-- begin Data shown --
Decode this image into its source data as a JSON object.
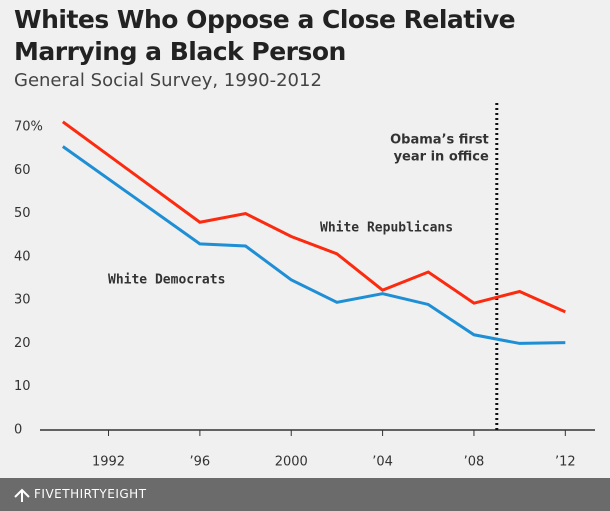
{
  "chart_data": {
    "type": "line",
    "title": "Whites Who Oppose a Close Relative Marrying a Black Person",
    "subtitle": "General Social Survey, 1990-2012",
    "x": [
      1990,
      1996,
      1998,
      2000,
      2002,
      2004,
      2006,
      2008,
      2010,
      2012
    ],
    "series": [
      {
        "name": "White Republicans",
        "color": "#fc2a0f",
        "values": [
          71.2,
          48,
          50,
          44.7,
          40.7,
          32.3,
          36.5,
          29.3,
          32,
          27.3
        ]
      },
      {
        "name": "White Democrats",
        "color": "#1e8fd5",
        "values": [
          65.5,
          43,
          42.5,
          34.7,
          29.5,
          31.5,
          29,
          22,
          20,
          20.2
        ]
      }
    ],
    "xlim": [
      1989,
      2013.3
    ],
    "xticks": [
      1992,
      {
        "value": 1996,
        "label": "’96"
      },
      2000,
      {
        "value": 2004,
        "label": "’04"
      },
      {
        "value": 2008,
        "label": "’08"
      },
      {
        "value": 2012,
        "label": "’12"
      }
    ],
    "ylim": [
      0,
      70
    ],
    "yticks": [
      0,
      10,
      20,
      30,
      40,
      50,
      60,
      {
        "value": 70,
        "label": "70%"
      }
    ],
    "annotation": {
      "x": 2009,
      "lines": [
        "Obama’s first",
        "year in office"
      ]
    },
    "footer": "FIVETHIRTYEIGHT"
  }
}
-- end Data shown --
• [Given task]
Write out every line of the data that holds the word "label".

• [Exercise result]
        "label": "’96"
        "label": "’04"
        "label": "’08"
        "label": "’12"
        "label": "70%"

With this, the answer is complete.